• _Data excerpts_
=== Begin Enclosure ===

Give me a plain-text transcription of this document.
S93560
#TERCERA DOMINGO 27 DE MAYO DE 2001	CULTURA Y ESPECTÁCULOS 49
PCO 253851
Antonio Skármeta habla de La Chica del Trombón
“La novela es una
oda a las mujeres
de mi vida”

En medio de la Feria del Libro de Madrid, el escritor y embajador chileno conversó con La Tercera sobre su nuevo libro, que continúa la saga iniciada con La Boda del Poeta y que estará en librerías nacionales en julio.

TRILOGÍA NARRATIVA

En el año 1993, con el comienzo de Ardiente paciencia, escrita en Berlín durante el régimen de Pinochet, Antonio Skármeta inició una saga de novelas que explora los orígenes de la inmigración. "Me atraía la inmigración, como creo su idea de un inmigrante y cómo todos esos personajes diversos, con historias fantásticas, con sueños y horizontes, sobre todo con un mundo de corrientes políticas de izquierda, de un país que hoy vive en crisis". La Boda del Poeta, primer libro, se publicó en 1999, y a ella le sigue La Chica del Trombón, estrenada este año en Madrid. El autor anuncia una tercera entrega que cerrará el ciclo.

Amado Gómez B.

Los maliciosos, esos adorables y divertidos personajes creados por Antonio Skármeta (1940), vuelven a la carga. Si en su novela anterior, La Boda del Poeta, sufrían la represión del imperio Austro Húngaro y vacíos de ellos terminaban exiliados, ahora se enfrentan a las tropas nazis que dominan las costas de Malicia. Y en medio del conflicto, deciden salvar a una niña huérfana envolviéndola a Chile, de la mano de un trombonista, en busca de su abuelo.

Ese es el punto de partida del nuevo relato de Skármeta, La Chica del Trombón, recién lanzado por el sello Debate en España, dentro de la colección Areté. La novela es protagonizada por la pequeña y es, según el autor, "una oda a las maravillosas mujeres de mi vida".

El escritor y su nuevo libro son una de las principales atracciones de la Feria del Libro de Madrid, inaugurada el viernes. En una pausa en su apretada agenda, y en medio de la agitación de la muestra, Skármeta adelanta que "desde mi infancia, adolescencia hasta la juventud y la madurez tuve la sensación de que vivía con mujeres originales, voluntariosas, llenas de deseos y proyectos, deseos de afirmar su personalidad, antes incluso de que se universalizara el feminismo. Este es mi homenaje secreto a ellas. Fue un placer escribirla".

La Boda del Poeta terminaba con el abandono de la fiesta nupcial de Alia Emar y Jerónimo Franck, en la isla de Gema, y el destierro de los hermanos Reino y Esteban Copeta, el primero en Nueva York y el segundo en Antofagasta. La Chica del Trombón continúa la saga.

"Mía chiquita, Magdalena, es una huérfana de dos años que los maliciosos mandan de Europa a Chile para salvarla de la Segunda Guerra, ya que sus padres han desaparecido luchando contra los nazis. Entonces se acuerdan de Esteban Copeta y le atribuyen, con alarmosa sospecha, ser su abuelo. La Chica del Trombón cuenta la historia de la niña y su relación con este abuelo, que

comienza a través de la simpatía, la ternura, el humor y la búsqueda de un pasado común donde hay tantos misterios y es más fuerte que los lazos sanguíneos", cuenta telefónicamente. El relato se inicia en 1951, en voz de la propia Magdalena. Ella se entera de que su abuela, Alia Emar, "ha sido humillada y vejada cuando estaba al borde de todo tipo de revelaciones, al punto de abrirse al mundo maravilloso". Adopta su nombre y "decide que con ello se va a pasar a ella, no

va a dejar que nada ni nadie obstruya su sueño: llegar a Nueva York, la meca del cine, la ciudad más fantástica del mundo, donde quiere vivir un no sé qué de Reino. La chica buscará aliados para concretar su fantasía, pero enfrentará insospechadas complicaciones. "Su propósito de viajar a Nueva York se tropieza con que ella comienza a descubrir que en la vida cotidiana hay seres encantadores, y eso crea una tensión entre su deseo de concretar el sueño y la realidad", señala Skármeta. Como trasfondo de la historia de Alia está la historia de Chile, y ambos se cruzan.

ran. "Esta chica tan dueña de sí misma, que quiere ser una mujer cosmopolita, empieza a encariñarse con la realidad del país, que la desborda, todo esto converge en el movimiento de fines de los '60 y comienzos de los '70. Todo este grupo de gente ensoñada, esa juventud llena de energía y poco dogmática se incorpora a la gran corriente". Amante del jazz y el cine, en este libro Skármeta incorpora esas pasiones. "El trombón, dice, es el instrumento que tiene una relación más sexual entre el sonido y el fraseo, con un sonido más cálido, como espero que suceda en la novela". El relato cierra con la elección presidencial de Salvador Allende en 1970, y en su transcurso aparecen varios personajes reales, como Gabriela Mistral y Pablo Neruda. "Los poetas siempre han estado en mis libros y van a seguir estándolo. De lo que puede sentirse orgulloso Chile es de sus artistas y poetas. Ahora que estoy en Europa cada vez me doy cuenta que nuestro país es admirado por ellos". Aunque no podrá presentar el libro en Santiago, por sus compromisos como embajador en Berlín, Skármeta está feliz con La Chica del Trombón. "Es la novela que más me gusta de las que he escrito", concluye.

=== End Enclosure ===

• _What you are asked to do_
What is needed is each line of the data, printed exactly.

• _Exercise response_
Give me a plain-text transcription of this document.
S93560
#TERCERA DOMINGO 27 DE MAYO DE 2001	CULTURA Y ESPECTÁCULOS 49
PCO 253851
Antonio Skármeta habla de La Chica del Trombón
“La novela es una
oda a las mujeres
de mi vida”

En medio de la Feria del Libro de Madrid, el escritor y embajador chileno conversó con La Tercera sobre su nuevo libro, que continúa la saga iniciada con La Boda del Poeta y que estará en librerías nacionales en julio.

TRILOGÍA NARRATIVA

En el año 1993, con el comienzo de Ardiente paciencia, escrita en Berlín durante el régimen de Pinochet, Antonio Skármeta inició una saga de novelas que explora los orígenes de la inmigración. "Me atraía la inmigración, como creo su idea de un inmigrante y cómo todos esos personajes diversos, con historias fantásticas, con sueños y horizontes, sobre todo con un mundo de corrientes políticas de izquierda, de un país que hoy vive en crisis". La Boda del Poeta, primer libro, se publicó en 1999, y a ella le sigue La Chica del Trombón, estrenada este año en Madrid. El autor anuncia una tercera entrega que cerrará el ciclo.

Amado Gómez B.

Los maliciosos, esos adorables y divertidos personajes creados por Antonio Skármeta (1940), vuelven a la carga. Si en su novela anterior, La Boda del Poeta, sufrían la represión del imperio Austro Húngaro y vacíos de ellos terminaban exiliados, ahora se enfrentan a las tropas nazis que dominan las costas de Malicia. Y en medio del conflicto, deciden salvar a una niña huérfana envolviéndola a Chile, de la mano de un trombonista, en busca de su abuelo.

Ese es el punto de partida del nuevo relato de Skármeta, La Chica del Trombón, recién lanzado por el sello Debate en España, dentro de la colección Areté. La novela es protagonizada por la pequeña y es, según el autor, "una oda a las maravillosas mujeres de mi vida".

El escritor y su nuevo libro son una de las principales atracciones de la Feria del Libro de Madrid, inaugurada el viernes. En una pausa en su apretada agenda, y en medio de la agitación de la muestra, Skármeta adelanta que "desde mi infancia, adolescencia hasta la juventud y la madurez tuve la sensación de que vivía con mujeres originales, voluntariosas, llenas de deseos y proyectos, deseos de afirmar su personalidad, antes incluso de que se universalizara el feminismo. Este es mi homenaje secreto a ellas. Fue un placer escribirla".

La Boda del Poeta terminaba con el abandono de la fiesta nupcial de Alia Emar y Jerónimo Franck, en la isla de Gema, y el destierro de los hermanos Reino y Esteban Copeta, el primero en Nueva York y el segundo en Antofagasta. La Chica del Trombón continúa la saga.

"Mía chiquita, Magdalena, es una huérfana de dos años que los maliciosos mandan de Europa a Chile para salvarla de la Segunda Guerra, ya que sus padres han desaparecido luchando contra los nazis. Entonces se acuerdan de Esteban Copeta y le atribuyen, con alarmosa sospecha, ser su abuelo. La Chica del Trombón cuenta la historia de la niña y su relación con este abuelo, que

comienza a través de la simpatía, la ternura, el humor y la búsqueda de un pasado común donde hay tantos misterios y es más fuerte que los lazos sanguíneos", cuenta telefónicamente. El relato se inicia en 1951, en voz de la propia Magdalena. Ella se entera de que su abuela, Alia Emar, "ha sido humillada y vejada cuando estaba al borde de todo tipo de revelaciones, al punto de abrirse al mundo maravilloso". Adopta su nombre y "decide que con ello se va a pasar a ella, no

va a dejar que nada ni nadie obstruya su sueño: llegar a Nueva York, la meca del cine, la ciudad más fantástica del mundo, donde quiere vivir un no sé qué de Reino. La chica buscará aliados para concretar su fantasía, pero enfrentará insospechadas complicaciones. "Su propósito de viajar a Nueva York se tropieza con que ella comienza a descubrir que en la vida cotidiana hay seres encantadores, y eso crea una tensión entre su deseo de concretar el sueño y la realidad", señala Skármeta. Como trasfondo de la historia de Alia está la historia de Chile, y ambos se cruzan.

ran. "Esta chica tan dueña de sí misma, que quiere ser una mujer cosmopolita, empieza a encariñarse con la realidad del país, que la desborda, todo esto converge en el movimiento de fines de los '60 y comienzos de los '70. Todo este grupo de gente ensoñada, esa juventud llena de energía y poco dogmática se incorpora a la gran corriente". Amante del jazz y el cine, en este libro Skármeta incorpora esas pasiones. "El trombón, dice, es el instrumento que tiene una relación más sexual entre el sonido y el fraseo, con un sonido más cálido, como espero que suceda en la novela". El relato cierra con la elección presidencial de Salvador Allende en 1970, y en su transcurso aparecen varios personajes reales, como Gabriela Mistral y Pablo Neruda. "Los poetas siempre han estado en mis libros y van a seguir estándolo. De lo que puede sentirse orgulloso Chile es de sus artistas y poetas. Ahora que estoy en Europa cada vez me doy cuenta que nuestro país es admirado por ellos". Aunque no podrá presentar el libro en Santiago, por sus compromisos como embajador en Berlín, Skármeta está feliz con La Chica del Trombón. "Es la novela que más me gusta de las que he escrito", concluye.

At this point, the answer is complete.